— start of Data excerpts —

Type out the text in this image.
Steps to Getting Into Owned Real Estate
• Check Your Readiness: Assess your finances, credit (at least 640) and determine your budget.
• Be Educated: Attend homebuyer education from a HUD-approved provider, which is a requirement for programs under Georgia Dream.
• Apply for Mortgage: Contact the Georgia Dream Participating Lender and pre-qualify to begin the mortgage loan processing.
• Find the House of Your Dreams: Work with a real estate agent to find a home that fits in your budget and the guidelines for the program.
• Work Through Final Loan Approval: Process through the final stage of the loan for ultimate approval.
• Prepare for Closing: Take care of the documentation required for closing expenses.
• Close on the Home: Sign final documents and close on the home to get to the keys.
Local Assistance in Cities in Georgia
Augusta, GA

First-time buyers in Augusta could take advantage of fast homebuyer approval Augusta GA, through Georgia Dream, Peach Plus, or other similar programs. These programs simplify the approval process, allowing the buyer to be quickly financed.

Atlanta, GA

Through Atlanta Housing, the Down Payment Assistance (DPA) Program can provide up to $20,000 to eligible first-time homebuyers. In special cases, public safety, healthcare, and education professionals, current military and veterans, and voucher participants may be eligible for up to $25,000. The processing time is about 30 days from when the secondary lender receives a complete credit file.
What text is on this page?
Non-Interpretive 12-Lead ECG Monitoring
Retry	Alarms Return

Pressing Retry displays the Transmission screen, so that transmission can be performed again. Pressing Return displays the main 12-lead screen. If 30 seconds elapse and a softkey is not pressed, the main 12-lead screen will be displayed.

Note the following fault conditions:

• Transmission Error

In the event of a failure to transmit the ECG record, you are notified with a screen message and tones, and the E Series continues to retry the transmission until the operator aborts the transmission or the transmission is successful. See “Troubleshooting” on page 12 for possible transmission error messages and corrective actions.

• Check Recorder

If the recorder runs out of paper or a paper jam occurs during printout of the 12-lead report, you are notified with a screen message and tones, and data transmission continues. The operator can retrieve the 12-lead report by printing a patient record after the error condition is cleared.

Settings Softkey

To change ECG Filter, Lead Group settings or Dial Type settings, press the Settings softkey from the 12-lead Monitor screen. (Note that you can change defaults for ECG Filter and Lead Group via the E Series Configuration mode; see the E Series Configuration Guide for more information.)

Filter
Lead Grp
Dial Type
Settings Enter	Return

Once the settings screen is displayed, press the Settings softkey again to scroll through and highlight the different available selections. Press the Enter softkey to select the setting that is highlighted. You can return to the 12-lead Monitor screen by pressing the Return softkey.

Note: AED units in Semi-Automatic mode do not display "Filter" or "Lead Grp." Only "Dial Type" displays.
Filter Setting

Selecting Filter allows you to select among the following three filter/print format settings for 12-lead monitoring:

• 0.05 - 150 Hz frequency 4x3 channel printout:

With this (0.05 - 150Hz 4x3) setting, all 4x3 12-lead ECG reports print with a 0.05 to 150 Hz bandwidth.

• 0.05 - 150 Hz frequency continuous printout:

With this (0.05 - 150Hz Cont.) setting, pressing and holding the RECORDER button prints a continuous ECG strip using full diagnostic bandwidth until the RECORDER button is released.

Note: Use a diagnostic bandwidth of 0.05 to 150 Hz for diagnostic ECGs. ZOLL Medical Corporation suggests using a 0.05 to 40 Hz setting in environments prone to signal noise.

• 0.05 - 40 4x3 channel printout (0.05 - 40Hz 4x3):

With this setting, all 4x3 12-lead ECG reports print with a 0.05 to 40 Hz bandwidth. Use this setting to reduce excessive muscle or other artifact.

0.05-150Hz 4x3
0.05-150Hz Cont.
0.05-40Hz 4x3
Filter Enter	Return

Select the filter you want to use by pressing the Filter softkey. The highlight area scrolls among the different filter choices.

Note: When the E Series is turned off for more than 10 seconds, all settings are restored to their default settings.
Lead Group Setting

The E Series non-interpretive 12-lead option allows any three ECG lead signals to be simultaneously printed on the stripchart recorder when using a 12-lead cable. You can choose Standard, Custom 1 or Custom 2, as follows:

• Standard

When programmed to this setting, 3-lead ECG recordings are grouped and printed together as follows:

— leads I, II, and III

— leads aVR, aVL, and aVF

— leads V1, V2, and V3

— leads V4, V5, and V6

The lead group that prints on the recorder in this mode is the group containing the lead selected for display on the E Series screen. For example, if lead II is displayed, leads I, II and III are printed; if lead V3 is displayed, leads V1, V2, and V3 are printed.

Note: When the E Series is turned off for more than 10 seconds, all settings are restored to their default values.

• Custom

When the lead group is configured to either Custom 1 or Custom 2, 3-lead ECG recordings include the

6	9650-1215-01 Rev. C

— end of Data excerpts —

• **Work to complete**:
Reproduce the data shown above exactly.

• **Output for this task**:
Type out the text in this image.
Steps to Getting Into Owned Real Estate
• Check Your Readiness: Assess your finances, credit (at least 640) and determine your budget.
• Be Educated: Attend homebuyer education from a HUD-approved provider, which is a requirement for programs under Georgia Dream.
• Apply for Mortgage: Contact the Georgia Dream Participating Lender and pre-qualify to begin the mortgage loan processing.
• Find the House of Your Dreams: Work with a real estate agent to find a home that fits in your budget and the guidelines for the program.
• Work Through Final Loan Approval: Process through the final stage of the loan for ultimate approval.
• Prepare for Closing: Take care of the documentation required for closing expenses.
• Close on the Home: Sign final documents and close on the home to get to the keys.
Local Assistance in Cities in Georgia
Augusta, GA

First-time buyers in Augusta could take advantage of fast homebuyer approval Augusta GA, through Georgia Dream, Peach Plus, or other similar programs. These programs simplify the approval process, allowing the buyer to be quickly financed.

Atlanta, GA

Through Atlanta Housing, the Down Payment Assistance (DPA) Program can provide up to $20,000 to eligible first-time homebuyers. In special cases, public safety, healthcare, and education professionals, current military and veterans, and voucher participants may be eligible for up to $25,000. The processing time is about 30 days from when the secondary lender receives a complete credit file.
What text is on this page?
Non-Interpretive 12-Lead ECG Monitoring
Retry	Alarms Return

Pressing Retry displays the Transmission screen, so that transmission can be performed again. Pressing Return displays the main 12-lead screen. If 30 seconds elapse and a softkey is not pressed, the main 12-lead screen will be displayed.

Note the following fault conditions:

• Transmission Error

In the event of a failure to transmit the ECG record, you are notified with a screen message and tones, and the E Series continues to retry the transmission until the operator aborts the transmission or the transmission is successful. See “Troubleshooting” on page 12 for possible transmission error messages and corrective actions.

• Check Recorder

If the recorder runs out of paper or a paper jam occurs during printout of the 12-lead report, you are notified with a screen message and tones, and data transmission continues. The operator can retrieve the 12-lead report by printing a patient record after the error condition is cleared.

Settings Softkey

To change ECG Filter, Lead Group settings or Dial Type settings, press the Settings softkey from the 12-lead Monitor screen. (Note that you can change defaults for ECG Filter and Lead Group via the E Series Configuration mode; see the E Series Configuration Guide for more information.)

Filter
Lead Grp
Dial Type
Settings Enter	Return

Once the settings screen is displayed, press the Settings softkey again to scroll through and highlight the different available selections. Press the Enter softkey to select the setting that is highlighted. You can return to the 12-lead Monitor screen by pressing the Return softkey.

Note: AED units in Semi-Automatic mode do not display "Filter" or "Lead Grp." Only "Dial Type" displays.
Filter Setting

Selecting Filter allows you to select among the following three filter/print format settings for 12-lead monitoring:

• 0.05 - 150 Hz frequency 4x3 channel printout:

With this (0.05 - 150Hz 4x3) setting, all 4x3 12-lead ECG reports print with a 0.05 to 150 Hz bandwidth.

• 0.05 - 150 Hz frequency continuous printout:

With this (0.05 - 150Hz Cont.) setting, pressing and holding the RECORDER button prints a continuous ECG strip using full diagnostic bandwidth until the RECORDER button is released.

Note: Use a diagnostic bandwidth of 0.05 to 150 Hz for diagnostic ECGs. ZOLL Medical Corporation suggests using a 0.05 to 40 Hz setting in environments prone to signal noise.

• 0.05 - 40 4x3 channel printout (0.05 - 40Hz 4x3):

With this setting, all 4x3 12-lead ECG reports print with a 0.05 to 40 Hz bandwidth. Use this setting to reduce excessive muscle or other artifact.

0.05-150Hz 4x3
0.05-150Hz Cont.
0.05-40Hz 4x3
Filter Enter	Return

Select the filter you want to use by pressing the Filter softkey. The highlight area scrolls among the different filter choices.

Note: When the E Series is turned off for more than 10 seconds, all settings are restored to their default settings.
Lead Group Setting

The E Series non-interpretive 12-lead option allows any three ECG lead signals to be simultaneously printed on the stripchart recorder when using a 12-lead cable. You can choose Standard, Custom 1 or Custom 2, as follows:

• Standard

When programmed to this setting, 3-lead ECG recordings are grouped and printed together as follows:

— leads I, II, and III

— leads aVR, aVL, and aVF

— leads V1, V2, and V3

— leads V4, V5, and V6

The lead group that prints on the recorder in this mode is the group containing the lead selected for display on the E Series screen. For example, if lead II is displayed, leads I, II and III are printed; if lead V3 is displayed, leads V1, V2, and V3 are printed.

Note: When the E Series is turned off for more than 10 seconds, all settings are restored to their default values.

• Custom

When the lead group is configured to either Custom 1 or Custom 2, 3-lead ECG recordings include the

6	9650-1215-01 Rev. C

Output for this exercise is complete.